## Task goal
Exactly as written, quote every line that follows, skipping the images.
+ + + +
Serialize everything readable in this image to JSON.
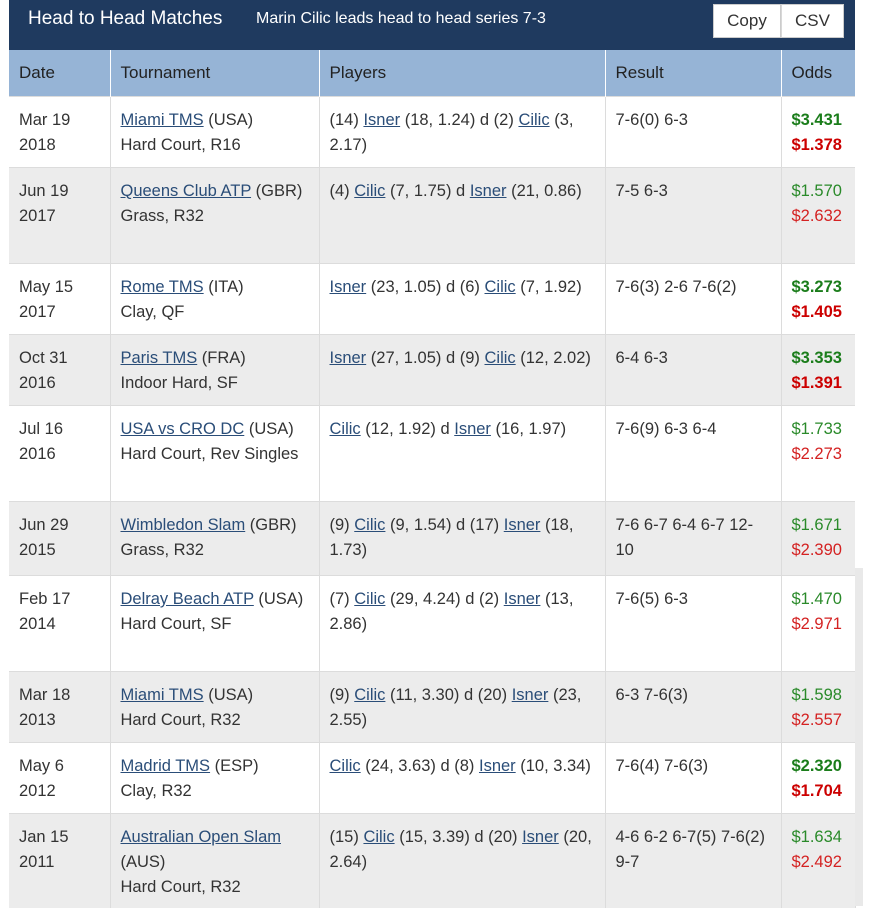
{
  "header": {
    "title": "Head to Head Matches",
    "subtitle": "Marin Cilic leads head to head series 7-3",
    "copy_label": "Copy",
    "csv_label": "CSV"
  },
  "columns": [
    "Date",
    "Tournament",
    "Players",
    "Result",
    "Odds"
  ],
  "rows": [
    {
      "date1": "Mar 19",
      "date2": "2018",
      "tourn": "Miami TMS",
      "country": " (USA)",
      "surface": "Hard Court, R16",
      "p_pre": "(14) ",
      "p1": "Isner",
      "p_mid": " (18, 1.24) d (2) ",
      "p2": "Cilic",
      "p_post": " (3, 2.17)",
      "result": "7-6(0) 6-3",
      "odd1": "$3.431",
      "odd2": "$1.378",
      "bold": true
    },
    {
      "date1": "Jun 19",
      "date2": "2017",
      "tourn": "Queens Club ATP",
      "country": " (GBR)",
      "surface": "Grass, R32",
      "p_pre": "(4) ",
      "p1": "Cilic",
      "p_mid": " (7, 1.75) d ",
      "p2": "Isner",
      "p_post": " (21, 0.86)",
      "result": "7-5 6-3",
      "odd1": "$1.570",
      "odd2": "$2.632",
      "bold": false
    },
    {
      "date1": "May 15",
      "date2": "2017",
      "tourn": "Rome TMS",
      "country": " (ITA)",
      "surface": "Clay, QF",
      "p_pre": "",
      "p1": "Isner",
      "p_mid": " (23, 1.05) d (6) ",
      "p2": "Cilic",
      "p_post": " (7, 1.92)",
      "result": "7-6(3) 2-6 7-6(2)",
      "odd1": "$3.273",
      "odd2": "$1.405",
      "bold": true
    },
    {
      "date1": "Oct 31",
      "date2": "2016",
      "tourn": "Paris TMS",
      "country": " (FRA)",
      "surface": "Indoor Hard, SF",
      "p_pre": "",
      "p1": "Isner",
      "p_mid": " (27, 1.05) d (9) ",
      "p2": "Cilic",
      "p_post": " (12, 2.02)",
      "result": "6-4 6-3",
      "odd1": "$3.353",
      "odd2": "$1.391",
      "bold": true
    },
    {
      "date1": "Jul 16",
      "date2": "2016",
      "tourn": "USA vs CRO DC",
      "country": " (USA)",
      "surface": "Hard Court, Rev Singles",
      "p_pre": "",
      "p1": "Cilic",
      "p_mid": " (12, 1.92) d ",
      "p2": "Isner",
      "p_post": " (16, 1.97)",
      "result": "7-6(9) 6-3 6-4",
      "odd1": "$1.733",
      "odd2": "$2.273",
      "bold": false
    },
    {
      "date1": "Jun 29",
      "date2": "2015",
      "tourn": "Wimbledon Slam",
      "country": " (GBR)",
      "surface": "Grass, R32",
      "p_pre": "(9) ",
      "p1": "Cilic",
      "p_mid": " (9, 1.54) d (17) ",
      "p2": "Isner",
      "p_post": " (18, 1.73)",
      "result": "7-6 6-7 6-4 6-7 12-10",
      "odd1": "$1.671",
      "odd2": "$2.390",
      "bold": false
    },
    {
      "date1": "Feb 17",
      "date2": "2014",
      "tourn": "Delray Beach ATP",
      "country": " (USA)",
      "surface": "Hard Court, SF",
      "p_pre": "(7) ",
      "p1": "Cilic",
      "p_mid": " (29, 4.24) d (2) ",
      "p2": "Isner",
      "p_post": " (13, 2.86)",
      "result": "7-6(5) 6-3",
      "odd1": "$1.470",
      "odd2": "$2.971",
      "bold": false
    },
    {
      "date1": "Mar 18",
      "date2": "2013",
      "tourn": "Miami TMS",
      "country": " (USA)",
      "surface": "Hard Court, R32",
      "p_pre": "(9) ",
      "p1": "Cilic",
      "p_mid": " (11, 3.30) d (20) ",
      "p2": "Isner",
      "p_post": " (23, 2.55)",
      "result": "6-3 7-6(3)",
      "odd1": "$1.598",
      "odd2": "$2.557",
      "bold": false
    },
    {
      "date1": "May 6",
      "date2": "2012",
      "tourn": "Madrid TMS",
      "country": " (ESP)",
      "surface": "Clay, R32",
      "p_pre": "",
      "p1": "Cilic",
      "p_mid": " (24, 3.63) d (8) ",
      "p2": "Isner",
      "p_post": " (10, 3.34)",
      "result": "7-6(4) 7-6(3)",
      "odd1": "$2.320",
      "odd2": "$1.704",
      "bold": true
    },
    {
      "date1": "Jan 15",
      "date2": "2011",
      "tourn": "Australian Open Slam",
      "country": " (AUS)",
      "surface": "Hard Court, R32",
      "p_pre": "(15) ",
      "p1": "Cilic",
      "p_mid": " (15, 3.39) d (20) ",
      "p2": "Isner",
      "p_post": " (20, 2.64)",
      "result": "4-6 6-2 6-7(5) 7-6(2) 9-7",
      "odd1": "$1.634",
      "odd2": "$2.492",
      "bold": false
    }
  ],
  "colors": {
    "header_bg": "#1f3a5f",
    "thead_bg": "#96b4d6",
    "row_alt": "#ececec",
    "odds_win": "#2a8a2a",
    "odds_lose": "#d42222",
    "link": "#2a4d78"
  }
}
+ + + +
## The completed task
Serialize everything readable in this image to JSON.
{
  "header": {
    "title": "Head to Head Matches",
    "subtitle": "Marin Cilic leads head to head series 7-3",
    "copy_label": "Copy",
    "csv_label": "CSV"
  },
  "columns": [
    "Date",
    "Tournament",
    "Players",
    "Result",
    "Odds"
  ],
  "rows": [
    {
      "date1": "Mar 19",
      "date2": "2018",
      "tourn": "Miami TMS",
      "country": " (USA)",
      "surface": "Hard Court, R16",
      "p_pre": "(14) ",
      "p1": "Isner",
      "p_mid": " (18, 1.24) d (2) ",
      "p2": "Cilic",
      "p_post": " (3, 2.17)",
      "result": "7-6(0) 6-3",
      "odd1": "$3.431",
      "odd2": "$1.378",
      "bold": true
    },
    {
      "date1": "Jun 19",
      "date2": "2017",
      "tourn": "Queens Club ATP",
      "country": " (GBR)",
      "surface": "Grass, R32",
      "p_pre": "(4) ",
      "p1": "Cilic",
      "p_mid": " (7, 1.75) d ",
      "p2": "Isner",
      "p_post": " (21, 0.86)",
      "result": "7-5 6-3",
      "odd1": "$1.570",
      "odd2": "$2.632",
      "bold": false
    },
    {
      "date1": "May 15",
      "date2": "2017",
      "tourn": "Rome TMS",
      "country": " (ITA)",
      "surface": "Clay, QF",
      "p_pre": "",
      "p1": "Isner",
      "p_mid": " (23, 1.05) d (6) ",
      "p2": "Cilic",
      "p_post": " (7, 1.92)",
      "result": "7-6(3) 2-6 7-6(2)",
      "odd1": "$3.273",
      "odd2": "$1.405",
      "bold": true
    },
    {
      "date1": "Oct 31",
      "date2": "2016",
      "tourn": "Paris TMS",
      "country": " (FRA)",
      "surface": "Indoor Hard, SF",
      "p_pre": "",
      "p1": "Isner",
      "p_mid": " (27, 1.05) d (9) ",
      "p2": "Cilic",
      "p_post": " (12, 2.02)",
      "result": "6-4 6-3",
      "odd1": "$3.353",
      "odd2": "$1.391",
      "bold": true
    },
    {
      "date1": "Jul 16",
      "date2": "2016",
      "tourn": "USA vs CRO DC",
      "country": " (USA)",
      "surface": "Hard Court, Rev Singles",
      "p_pre": "",
      "p1": "Cilic",
      "p_mid": " (12, 1.92) d ",
      "p2": "Isner",
      "p_post": " (16, 1.97)",
      "result": "7-6(9) 6-3 6-4",
      "odd1": "$1.733",
      "odd2": "$2.273",
      "bold": false
    },
    {
      "date1": "Jun 29",
      "date2": "2015",
      "tourn": "Wimbledon Slam",
      "country": " (GBR)",
      "surface": "Grass, R32",
      "p_pre": "(9) ",
      "p1": "Cilic",
      "p_mid": " (9, 1.54) d (17) ",
      "p2": "Isner",
      "p_post": " (18, 1.73)",
      "result": "7-6 6-7 6-4 6-7 12-10",
      "odd1": "$1.671",
      "odd2": "$2.390",
      "bold": false
    },
    {
      "date1": "Feb 17",
      "date2": "2014",
      "tourn": "Delray Beach ATP",
      "country": " (USA)",
      "surface": "Hard Court, SF",
      "p_pre": "(7) ",
      "p1": "Cilic",
      "p_mid": " (29, 4.24) d (2) ",
      "p2": "Isner",
      "p_post": " (13, 2.86)",
      "result": "7-6(5) 6-3",
      "odd1": "$1.470",
      "odd2": "$2.971",
      "bold": false
    },
    {
      "date1": "Mar 18",
      "date2": "2013",
      "tourn": "Miami TMS",
      "country": " (USA)",
      "surface": "Hard Court, R32",
      "p_pre": "(9) ",
      "p1": "Cilic",
      "p_mid": " (11, 3.30) d (20) ",
      "p2": "Isner",
      "p_post": " (23, 2.55)",
      "result": "6-3 7-6(3)",
      "odd1": "$1.598",
      "odd2": "$2.557",
      "bold": false
    },
    {
      "date1": "May 6",
      "date2": "2012",
      "tourn": "Madrid TMS",
      "country": " (ESP)",
      "surface": "Clay, R32",
      "p_pre": "",
      "p1": "Cilic",
      "p_mid": " (24, 3.63) d (8) ",
      "p2": "Isner",
      "p_post": " (10, 3.34)",
      "result": "7-6(4) 7-6(3)",
      "odd1": "$2.320",
      "odd2": "$1.704",
      "bold": true
    },
    {
      "date1": "Jan 15",
      "date2": "2011",
      "tourn": "Australian Open Slam",
      "country": " (AUS)",
      "surface": "Hard Court, R32",
      "p_pre": "(15) ",
      "p1": "Cilic",
      "p_mid": " (15, 3.39) d (20) ",
      "p2": "Isner",
      "p_post": " (20, 2.64)",
      "result": "4-6 6-2 6-7(5) 7-6(2) 9-7",
      "odd1": "$1.634",
      "odd2": "$2.492",
      "bold": false
    }
  ],
  "colors": {
    "header_bg": "#1f3a5f",
    "thead_bg": "#96b4d6",
    "row_alt": "#ececec",
    "odds_win": "#2a8a2a",
    "odds_lose": "#d42222",
    "link": "#2a4d78"
  }
}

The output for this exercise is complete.